RECORDS SUPPLIED

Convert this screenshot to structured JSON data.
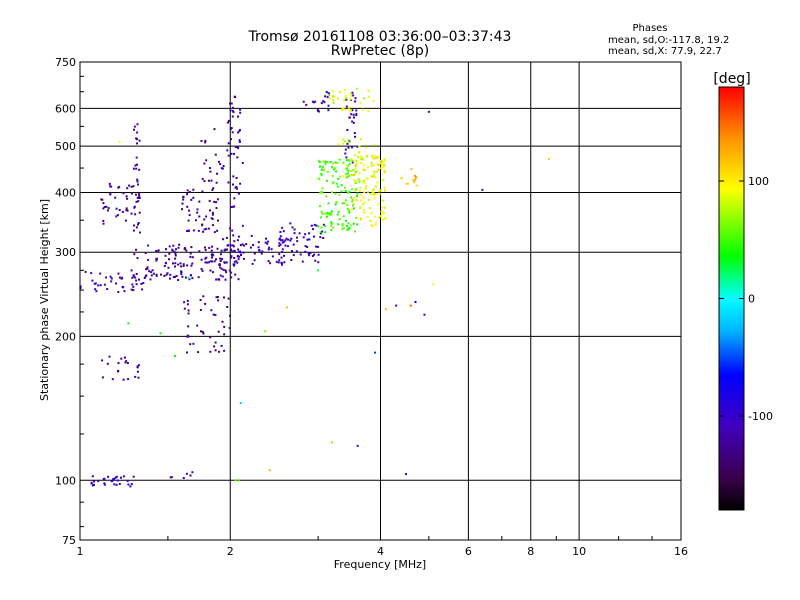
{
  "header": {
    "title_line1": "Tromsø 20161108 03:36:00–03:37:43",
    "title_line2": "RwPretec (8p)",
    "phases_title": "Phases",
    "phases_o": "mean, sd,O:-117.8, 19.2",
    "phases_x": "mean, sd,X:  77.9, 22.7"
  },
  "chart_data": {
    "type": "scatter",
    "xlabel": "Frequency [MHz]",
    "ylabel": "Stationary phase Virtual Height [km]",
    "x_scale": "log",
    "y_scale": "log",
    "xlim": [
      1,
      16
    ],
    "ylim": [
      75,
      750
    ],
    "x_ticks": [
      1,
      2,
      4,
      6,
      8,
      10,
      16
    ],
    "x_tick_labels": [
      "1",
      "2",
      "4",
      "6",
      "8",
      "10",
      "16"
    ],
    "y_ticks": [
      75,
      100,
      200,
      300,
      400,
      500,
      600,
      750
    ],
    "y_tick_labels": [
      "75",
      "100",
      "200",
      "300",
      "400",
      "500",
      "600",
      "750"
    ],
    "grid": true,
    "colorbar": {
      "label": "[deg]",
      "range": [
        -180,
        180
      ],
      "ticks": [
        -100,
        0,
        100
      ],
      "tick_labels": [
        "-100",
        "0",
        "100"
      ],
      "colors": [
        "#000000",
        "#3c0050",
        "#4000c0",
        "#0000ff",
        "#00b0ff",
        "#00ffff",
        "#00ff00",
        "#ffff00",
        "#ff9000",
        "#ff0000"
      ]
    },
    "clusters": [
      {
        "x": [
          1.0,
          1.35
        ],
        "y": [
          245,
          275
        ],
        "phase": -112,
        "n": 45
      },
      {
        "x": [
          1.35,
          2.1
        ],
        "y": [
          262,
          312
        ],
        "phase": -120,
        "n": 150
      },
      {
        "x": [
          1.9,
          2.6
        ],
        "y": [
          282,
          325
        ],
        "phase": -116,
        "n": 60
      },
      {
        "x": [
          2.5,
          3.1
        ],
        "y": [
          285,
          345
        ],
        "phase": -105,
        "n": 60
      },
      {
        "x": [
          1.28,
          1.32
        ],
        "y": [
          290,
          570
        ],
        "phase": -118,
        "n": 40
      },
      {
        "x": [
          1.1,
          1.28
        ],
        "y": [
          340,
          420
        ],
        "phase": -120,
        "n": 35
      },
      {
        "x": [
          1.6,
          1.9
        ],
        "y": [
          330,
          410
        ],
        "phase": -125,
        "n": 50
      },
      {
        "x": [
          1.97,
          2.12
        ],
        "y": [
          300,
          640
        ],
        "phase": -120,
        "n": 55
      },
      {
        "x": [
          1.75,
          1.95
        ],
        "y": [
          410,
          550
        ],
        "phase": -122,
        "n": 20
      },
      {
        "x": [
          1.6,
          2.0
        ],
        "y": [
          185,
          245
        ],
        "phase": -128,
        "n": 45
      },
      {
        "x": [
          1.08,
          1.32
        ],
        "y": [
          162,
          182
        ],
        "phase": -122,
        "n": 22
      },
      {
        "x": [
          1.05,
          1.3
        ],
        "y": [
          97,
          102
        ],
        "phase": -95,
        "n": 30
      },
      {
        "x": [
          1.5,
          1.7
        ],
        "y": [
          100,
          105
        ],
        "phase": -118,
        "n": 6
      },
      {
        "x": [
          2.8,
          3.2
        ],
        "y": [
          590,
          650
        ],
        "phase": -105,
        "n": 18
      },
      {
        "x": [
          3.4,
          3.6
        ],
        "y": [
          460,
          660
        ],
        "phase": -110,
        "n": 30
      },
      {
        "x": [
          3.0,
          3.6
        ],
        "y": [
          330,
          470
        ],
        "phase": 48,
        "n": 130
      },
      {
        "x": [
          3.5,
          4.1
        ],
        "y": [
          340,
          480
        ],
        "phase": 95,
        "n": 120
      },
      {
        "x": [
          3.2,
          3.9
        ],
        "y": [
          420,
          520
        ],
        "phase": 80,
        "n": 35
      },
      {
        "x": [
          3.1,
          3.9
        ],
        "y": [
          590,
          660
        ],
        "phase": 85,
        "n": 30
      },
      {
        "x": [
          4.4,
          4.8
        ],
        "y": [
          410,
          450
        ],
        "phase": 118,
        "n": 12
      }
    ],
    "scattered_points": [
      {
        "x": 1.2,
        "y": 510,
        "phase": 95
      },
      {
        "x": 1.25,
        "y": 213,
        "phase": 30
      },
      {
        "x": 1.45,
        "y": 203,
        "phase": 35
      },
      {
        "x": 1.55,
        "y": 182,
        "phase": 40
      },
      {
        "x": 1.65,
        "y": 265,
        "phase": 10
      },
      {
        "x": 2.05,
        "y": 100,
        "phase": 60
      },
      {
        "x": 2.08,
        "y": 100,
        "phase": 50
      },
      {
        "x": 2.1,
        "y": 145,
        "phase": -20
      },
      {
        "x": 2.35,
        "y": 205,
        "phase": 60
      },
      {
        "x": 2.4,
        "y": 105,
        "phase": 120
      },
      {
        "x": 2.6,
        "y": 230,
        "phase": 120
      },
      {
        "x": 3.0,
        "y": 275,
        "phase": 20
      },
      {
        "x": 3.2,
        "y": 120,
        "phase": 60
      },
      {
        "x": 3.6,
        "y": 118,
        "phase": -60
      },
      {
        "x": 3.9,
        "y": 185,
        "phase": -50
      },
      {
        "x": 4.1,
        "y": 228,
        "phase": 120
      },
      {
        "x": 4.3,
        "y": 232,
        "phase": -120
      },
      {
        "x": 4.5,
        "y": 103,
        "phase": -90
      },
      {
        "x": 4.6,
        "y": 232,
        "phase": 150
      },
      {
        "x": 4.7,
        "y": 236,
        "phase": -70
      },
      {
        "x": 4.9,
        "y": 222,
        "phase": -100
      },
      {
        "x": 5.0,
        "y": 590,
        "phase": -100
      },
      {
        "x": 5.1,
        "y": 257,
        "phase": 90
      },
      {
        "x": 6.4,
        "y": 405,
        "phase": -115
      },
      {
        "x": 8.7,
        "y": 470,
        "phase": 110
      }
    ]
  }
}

THE PROBLEM
Select and copy every line of the listing with the word "mean".

OUTPUT OF THE EXERCISE
    "phases_o": "mean, sd,O:-117.8, 19.2",
    "phases_x": "mean, sd,X:  77.9, 22.7"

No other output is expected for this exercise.